**What the task asks**
Wherever the string "text" appears, copy the whole line.
○ ○ ○ ○
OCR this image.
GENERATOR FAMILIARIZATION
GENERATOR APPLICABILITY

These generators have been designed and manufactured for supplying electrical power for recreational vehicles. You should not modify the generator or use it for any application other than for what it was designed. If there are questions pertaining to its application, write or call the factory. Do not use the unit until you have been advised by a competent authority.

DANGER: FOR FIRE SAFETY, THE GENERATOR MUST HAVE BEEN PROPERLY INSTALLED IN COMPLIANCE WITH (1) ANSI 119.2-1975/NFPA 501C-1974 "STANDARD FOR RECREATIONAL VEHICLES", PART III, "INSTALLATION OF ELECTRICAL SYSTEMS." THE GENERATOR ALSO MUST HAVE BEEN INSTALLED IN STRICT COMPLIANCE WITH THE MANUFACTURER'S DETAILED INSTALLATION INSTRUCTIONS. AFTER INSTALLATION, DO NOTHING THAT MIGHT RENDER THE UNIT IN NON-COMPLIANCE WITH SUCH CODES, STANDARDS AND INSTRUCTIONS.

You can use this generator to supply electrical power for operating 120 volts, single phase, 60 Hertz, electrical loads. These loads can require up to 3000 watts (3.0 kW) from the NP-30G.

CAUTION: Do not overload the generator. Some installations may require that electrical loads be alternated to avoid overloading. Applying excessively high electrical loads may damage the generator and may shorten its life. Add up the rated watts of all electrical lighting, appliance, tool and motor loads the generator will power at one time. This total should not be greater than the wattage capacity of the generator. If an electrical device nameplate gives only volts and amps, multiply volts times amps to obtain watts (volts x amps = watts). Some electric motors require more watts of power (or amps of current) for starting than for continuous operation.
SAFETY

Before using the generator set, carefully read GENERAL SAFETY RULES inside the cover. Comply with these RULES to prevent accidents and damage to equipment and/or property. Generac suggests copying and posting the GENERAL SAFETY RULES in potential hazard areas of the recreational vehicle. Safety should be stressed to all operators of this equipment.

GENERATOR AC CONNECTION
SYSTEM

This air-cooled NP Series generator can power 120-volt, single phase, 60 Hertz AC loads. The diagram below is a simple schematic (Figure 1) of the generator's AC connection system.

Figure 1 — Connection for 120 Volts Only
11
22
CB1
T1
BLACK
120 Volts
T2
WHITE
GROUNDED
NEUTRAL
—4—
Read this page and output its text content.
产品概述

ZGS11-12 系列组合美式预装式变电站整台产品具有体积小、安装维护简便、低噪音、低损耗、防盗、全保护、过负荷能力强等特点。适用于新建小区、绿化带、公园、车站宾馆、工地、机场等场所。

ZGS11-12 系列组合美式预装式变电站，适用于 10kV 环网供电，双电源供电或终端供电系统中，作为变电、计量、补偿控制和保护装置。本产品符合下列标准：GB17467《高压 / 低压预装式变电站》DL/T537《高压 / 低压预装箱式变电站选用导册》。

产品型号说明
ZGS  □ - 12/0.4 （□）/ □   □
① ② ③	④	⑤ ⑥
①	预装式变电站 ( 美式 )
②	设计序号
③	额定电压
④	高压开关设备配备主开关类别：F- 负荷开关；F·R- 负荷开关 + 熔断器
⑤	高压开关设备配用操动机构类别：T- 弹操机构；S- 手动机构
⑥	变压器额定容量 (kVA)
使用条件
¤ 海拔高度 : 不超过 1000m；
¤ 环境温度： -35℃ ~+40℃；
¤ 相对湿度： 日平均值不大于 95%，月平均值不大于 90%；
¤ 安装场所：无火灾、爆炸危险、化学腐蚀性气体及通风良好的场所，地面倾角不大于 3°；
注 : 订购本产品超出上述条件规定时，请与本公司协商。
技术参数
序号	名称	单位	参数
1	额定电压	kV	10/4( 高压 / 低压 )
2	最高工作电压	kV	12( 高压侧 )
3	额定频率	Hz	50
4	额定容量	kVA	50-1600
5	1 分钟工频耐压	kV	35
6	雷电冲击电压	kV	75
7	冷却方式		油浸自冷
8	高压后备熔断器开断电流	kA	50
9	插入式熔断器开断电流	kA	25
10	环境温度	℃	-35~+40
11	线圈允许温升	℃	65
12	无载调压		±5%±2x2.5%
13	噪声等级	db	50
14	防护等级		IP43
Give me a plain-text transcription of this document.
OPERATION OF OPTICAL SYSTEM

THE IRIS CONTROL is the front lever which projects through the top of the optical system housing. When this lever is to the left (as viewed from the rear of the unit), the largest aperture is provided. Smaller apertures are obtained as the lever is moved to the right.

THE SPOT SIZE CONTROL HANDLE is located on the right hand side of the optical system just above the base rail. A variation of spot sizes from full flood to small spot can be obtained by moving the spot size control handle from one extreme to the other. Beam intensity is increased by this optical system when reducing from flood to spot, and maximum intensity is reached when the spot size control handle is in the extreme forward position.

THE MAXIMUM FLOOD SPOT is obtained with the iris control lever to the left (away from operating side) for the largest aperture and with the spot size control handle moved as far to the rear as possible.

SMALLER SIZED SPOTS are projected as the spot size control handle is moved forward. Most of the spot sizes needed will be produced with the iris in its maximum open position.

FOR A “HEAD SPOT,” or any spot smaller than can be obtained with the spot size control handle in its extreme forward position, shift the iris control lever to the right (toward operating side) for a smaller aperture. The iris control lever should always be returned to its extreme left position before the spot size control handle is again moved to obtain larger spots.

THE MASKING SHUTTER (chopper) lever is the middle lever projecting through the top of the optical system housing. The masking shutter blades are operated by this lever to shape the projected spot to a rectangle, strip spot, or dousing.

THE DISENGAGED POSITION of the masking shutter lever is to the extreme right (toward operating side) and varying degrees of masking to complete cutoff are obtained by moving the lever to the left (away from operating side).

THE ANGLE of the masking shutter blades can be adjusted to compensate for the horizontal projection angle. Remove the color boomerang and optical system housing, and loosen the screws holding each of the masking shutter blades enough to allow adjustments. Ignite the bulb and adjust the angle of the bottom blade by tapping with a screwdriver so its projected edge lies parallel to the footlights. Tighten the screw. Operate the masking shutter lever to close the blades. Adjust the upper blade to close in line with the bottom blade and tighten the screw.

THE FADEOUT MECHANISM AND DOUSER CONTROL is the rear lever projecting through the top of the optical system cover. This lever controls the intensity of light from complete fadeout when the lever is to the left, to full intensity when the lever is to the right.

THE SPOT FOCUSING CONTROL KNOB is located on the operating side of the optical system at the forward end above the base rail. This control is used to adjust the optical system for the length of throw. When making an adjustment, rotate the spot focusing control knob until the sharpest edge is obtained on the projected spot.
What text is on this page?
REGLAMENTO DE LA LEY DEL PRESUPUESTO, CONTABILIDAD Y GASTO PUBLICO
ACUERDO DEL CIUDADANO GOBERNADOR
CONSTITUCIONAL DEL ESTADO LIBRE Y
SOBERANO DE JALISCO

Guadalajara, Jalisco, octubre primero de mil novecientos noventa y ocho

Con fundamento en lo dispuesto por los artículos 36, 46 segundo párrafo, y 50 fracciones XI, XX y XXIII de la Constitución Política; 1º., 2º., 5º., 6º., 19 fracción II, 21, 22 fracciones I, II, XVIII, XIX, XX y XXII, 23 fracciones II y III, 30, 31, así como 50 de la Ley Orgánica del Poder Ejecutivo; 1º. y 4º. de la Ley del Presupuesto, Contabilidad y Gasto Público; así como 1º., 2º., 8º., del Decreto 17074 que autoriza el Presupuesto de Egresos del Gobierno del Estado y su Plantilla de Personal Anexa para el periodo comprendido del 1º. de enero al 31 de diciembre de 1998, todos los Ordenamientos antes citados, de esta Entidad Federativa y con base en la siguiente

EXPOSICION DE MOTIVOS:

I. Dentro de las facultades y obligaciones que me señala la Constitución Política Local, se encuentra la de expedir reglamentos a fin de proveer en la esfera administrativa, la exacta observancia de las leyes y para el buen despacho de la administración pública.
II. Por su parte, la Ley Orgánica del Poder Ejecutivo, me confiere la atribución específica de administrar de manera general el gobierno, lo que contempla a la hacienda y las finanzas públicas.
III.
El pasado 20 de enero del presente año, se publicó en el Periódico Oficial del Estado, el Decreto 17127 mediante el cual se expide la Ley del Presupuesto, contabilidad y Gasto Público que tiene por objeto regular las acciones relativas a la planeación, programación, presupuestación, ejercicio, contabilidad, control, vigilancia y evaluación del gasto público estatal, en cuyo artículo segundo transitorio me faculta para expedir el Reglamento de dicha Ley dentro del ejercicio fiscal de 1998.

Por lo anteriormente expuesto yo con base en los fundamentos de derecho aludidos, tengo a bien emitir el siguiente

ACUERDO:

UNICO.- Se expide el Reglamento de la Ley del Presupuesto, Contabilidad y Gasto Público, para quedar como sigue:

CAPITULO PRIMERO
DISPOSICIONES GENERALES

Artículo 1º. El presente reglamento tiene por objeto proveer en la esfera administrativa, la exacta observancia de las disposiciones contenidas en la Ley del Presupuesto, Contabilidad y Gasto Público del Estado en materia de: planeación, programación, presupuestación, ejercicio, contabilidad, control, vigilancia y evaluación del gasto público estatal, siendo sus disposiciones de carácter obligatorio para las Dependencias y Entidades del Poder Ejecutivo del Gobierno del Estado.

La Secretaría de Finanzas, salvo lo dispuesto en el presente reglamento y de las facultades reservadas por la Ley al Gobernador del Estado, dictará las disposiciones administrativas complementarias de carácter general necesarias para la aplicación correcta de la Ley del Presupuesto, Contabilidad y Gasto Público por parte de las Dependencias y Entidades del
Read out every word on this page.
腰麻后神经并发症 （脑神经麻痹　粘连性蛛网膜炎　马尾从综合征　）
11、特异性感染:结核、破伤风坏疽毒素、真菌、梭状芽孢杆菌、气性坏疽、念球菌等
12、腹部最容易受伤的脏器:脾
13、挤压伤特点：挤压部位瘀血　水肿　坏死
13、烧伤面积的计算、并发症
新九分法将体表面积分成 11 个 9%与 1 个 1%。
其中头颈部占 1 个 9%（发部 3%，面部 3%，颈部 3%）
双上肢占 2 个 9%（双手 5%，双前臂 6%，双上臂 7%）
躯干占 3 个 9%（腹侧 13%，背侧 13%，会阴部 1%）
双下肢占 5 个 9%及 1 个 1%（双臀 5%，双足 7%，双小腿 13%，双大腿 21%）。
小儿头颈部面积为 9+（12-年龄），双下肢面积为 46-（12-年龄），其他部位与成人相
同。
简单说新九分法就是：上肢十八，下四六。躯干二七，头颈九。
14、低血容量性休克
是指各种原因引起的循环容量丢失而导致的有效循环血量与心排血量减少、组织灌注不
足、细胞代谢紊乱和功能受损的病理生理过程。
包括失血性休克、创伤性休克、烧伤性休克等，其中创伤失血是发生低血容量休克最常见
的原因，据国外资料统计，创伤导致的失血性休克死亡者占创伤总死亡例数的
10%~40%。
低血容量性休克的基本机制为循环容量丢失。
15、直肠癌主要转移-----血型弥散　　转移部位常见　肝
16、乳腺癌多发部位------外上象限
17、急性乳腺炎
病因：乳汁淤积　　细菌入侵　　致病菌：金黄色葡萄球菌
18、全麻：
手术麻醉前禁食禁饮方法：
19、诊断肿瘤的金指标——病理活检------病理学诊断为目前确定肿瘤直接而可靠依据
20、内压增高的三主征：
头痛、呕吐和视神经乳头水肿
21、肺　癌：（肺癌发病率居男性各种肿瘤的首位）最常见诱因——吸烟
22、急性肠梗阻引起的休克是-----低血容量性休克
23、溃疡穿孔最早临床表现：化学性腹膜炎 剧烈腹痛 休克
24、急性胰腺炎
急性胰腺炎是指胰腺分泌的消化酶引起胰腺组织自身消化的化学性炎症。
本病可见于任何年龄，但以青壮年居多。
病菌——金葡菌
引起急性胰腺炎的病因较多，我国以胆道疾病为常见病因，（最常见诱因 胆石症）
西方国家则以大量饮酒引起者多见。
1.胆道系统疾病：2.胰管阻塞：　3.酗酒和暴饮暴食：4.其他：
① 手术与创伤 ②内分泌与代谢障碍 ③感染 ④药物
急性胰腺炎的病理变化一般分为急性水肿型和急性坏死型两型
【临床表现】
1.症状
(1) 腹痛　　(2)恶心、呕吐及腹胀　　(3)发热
○ ○ ○ ○
**Solution for this exercise**
Read this page and output its text content.
Give me a plain-text transcription of this document.
What text is on this page?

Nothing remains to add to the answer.